[Box coordinate listings]
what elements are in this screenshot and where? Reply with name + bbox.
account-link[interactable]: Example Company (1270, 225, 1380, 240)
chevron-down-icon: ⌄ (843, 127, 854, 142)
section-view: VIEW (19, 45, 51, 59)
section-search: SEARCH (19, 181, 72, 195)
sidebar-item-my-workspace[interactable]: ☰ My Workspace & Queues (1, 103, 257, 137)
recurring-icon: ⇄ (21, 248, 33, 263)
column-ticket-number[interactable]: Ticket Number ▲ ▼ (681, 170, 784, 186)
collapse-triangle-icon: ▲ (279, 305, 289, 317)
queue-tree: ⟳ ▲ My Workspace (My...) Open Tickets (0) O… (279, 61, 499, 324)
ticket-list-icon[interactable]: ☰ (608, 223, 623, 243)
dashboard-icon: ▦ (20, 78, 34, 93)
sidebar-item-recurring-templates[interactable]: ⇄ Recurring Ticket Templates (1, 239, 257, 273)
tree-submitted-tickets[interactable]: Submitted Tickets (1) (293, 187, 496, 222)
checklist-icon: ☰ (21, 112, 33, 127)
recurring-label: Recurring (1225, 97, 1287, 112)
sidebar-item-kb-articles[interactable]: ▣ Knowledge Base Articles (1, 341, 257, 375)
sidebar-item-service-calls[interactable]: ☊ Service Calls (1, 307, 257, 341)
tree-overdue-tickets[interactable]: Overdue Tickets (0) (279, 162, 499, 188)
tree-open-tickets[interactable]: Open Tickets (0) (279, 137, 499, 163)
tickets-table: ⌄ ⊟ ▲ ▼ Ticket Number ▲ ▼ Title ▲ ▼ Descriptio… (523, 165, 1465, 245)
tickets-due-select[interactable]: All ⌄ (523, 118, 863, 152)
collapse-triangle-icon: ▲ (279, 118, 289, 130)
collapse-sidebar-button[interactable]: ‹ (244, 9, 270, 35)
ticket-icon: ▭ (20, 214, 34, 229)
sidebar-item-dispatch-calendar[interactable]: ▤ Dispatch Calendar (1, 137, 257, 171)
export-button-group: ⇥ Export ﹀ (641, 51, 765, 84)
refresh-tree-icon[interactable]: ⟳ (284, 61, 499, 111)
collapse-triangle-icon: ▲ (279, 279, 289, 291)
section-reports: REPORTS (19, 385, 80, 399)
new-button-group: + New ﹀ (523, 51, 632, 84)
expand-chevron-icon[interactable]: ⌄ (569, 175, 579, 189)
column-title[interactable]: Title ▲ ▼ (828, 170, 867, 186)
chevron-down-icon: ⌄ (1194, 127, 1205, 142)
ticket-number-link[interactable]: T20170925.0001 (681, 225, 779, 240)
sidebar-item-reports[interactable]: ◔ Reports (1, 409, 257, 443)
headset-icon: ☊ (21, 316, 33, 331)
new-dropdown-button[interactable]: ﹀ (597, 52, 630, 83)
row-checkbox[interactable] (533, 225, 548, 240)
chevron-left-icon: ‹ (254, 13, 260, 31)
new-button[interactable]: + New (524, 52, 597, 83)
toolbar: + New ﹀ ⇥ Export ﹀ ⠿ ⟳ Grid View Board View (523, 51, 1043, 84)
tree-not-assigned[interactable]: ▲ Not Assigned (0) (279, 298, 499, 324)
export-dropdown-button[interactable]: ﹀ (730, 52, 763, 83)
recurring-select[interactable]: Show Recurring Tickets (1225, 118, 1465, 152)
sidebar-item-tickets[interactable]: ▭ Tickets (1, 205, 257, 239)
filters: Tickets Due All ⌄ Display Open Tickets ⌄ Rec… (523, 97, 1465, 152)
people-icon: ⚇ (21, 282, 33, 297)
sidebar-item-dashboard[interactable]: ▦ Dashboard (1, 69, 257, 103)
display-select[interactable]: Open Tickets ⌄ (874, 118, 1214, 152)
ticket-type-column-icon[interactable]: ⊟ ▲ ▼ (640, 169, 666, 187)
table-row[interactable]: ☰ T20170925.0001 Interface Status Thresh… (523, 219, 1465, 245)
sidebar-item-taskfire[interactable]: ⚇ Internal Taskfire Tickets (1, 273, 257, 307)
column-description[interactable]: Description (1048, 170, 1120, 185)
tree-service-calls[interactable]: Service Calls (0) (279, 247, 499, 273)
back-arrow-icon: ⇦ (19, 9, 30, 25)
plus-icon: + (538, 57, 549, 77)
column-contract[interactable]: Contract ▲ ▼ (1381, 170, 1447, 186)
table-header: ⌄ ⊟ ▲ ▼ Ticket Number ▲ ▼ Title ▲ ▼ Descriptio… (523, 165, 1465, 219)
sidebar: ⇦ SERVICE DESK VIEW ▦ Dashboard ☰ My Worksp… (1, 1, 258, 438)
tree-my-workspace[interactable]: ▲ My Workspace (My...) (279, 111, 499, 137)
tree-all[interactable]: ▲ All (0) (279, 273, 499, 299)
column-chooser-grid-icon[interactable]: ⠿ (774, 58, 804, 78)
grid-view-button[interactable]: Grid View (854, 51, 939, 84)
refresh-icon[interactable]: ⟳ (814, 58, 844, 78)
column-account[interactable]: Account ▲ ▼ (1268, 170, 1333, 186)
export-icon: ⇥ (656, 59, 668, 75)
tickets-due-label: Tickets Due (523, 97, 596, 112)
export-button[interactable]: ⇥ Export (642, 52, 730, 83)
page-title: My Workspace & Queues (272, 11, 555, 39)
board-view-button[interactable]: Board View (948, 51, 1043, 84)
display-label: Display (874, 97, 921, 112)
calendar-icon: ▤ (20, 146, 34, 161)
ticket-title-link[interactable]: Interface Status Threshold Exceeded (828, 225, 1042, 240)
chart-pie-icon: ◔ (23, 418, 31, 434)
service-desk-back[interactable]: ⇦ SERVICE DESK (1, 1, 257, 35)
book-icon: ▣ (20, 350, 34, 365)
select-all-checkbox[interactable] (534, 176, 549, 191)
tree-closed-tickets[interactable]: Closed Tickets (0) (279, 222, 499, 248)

### REQUEST
Rewrite all of the entries above with "Overdue Tickets" swapped for "Late Tickets", changing nothing else.

### REPLY TO THE TASK
what elements are in this screenshot and where? Reply with name + bbox.
account-link[interactable]: Example Company (1270, 225, 1380, 240)
chevron-down-icon: ⌄ (843, 127, 854, 142)
section-view: VIEW (19, 45, 51, 59)
section-search: SEARCH (19, 181, 72, 195)
sidebar-item-my-workspace[interactable]: ☰ My Workspace & Queues (1, 103, 257, 137)
recurring-icon: ⇄ (21, 248, 33, 263)
column-ticket-number[interactable]: Ticket Number ▲ ▼ (681, 170, 784, 186)
collapse-triangle-icon: ▲ (279, 305, 289, 317)
queue-tree: ⟳ ▲ My Workspace (My...) Open Tickets (0) O… (279, 61, 499, 324)
ticket-list-icon[interactable]: ☰ (608, 223, 623, 243)
dashboard-icon: ▦ (20, 78, 34, 93)
sidebar-item-recurring-templates[interactable]: ⇄ Recurring Ticket Templates (1, 239, 257, 273)
tree-submitted-tickets[interactable]: Submitted Tickets (1) (293, 187, 496, 222)
checklist-icon: ☰ (21, 112, 33, 127)
recurring-label: Recurring (1225, 97, 1287, 112)
sidebar-item-kb-articles[interactable]: ▣ Knowledge Base Articles (1, 341, 257, 375)
sidebar-item-service-calls[interactable]: ☊ Service Calls (1, 307, 257, 341)
tree-overdue-tickets[interactable]: Late Tickets (0) (279, 162, 499, 188)
tree-open-tickets[interactable]: Open Tickets (0) (279, 137, 499, 163)
tickets-table: ⌄ ⊟ ▲ ▼ Ticket Number ▲ ▼ Title ▲ ▼ Descriptio… (523, 165, 1465, 245)
tickets-due-select[interactable]: All ⌄ (523, 118, 863, 152)
collapse-triangle-icon: ▲ (279, 118, 289, 130)
collapse-sidebar-button[interactable]: ‹ (244, 9, 270, 35)
ticket-icon: ▭ (20, 214, 34, 229)
sidebar-item-dispatch-calendar[interactable]: ▤ Dispatch Calendar (1, 137, 257, 171)
export-button-group: ⇥ Export ﹀ (641, 51, 765, 84)
refresh-tree-icon[interactable]: ⟳ (284, 61, 499, 111)
collapse-triangle-icon: ▲ (279, 279, 289, 291)
section-reports: REPORTS (19, 385, 80, 399)
new-button-group: + New ﹀ (523, 51, 632, 84)
expand-chevron-icon[interactable]: ⌄ (569, 175, 579, 189)
column-title[interactable]: Title ▲ ▼ (828, 170, 867, 186)
chevron-down-icon: ⌄ (1194, 127, 1205, 142)
ticket-number-link[interactable]: T20170925.0001 (681, 225, 779, 240)
sidebar-item-reports[interactable]: ◔ Reports (1, 409, 257, 443)
headset-icon: ☊ (21, 316, 33, 331)
new-dropdown-button[interactable]: ﹀ (597, 52, 630, 83)
row-checkbox[interactable] (533, 225, 548, 240)
chevron-left-icon: ‹ (254, 13, 260, 31)
new-button[interactable]: + New (524, 52, 597, 83)
toolbar: + New ﹀ ⇥ Export ﹀ ⠿ ⟳ Grid View Board View (523, 51, 1043, 84)
tree-not-assigned[interactable]: ▲ Not Assigned (0) (279, 298, 499, 324)
export-dropdown-button[interactable]: ﹀ (730, 52, 763, 83)
recurring-select[interactable]: Show Recurring Tickets (1225, 118, 1465, 152)
sidebar-item-tickets[interactable]: ▭ Tickets (1, 205, 257, 239)
filters: Tickets Due All ⌄ Display Open Tickets ⌄ Rec… (523, 97, 1465, 152)
people-icon: ⚇ (21, 282, 33, 297)
sidebar-item-dashboard[interactable]: ▦ Dashboard (1, 69, 257, 103)
display-select[interactable]: Open Tickets ⌄ (874, 118, 1214, 152)
ticket-type-column-icon[interactable]: ⊟ ▲ ▼ (640, 169, 666, 187)
table-row[interactable]: ☰ T20170925.0001 Interface Status Thresh… (523, 219, 1465, 245)
sidebar-item-taskfire[interactable]: ⚇ Internal Taskfire Tickets (1, 273, 257, 307)
column-description[interactable]: Description (1048, 170, 1120, 185)
tree-service-calls[interactable]: Service Calls (0) (279, 247, 499, 273)
back-arrow-icon: ⇦ (19, 9, 30, 25)
plus-icon: + (538, 57, 549, 77)
column-contract[interactable]: Contract ▲ ▼ (1381, 170, 1447, 186)
table-header: ⌄ ⊟ ▲ ▼ Ticket Number ▲ ▼ Title ▲ ▼ Descriptio… (523, 165, 1465, 219)
sidebar: ⇦ SERVICE DESK VIEW ▦ Dashboard ☰ My Worksp… (1, 1, 258, 438)
tree-my-workspace[interactable]: ▲ My Workspace (My...) (279, 111, 499, 137)
tree-all[interactable]: ▲ All (0) (279, 273, 499, 299)
column-chooser-grid-icon[interactable]: ⠿ (774, 58, 804, 78)
grid-view-button[interactable]: Grid View (854, 51, 939, 84)
refresh-icon[interactable]: ⟳ (814, 58, 844, 78)
column-account[interactable]: Account ▲ ▼ (1268, 170, 1333, 186)
export-icon: ⇥ (656, 59, 668, 75)
tickets-due-label: Tickets Due (523, 97, 596, 112)
export-button[interactable]: ⇥ Export (642, 52, 730, 83)
page-title: My Workspace & Queues (272, 11, 555, 39)
board-view-button[interactable]: Board View (948, 51, 1043, 84)
display-label: Display (874, 97, 921, 112)
calendar-icon: ▤ (20, 146, 34, 161)
ticket-title-link[interactable]: Interface Status Threshold Exceeded (828, 225, 1042, 240)
chart-pie-icon: ◔ (23, 418, 31, 434)
service-desk-back[interactable]: ⇦ SERVICE DESK (1, 1, 257, 35)
book-icon: ▣ (20, 350, 34, 365)
select-all-checkbox[interactable] (534, 176, 549, 191)
tree-closed-tickets[interactable]: Closed Tickets (0) (279, 222, 499, 248)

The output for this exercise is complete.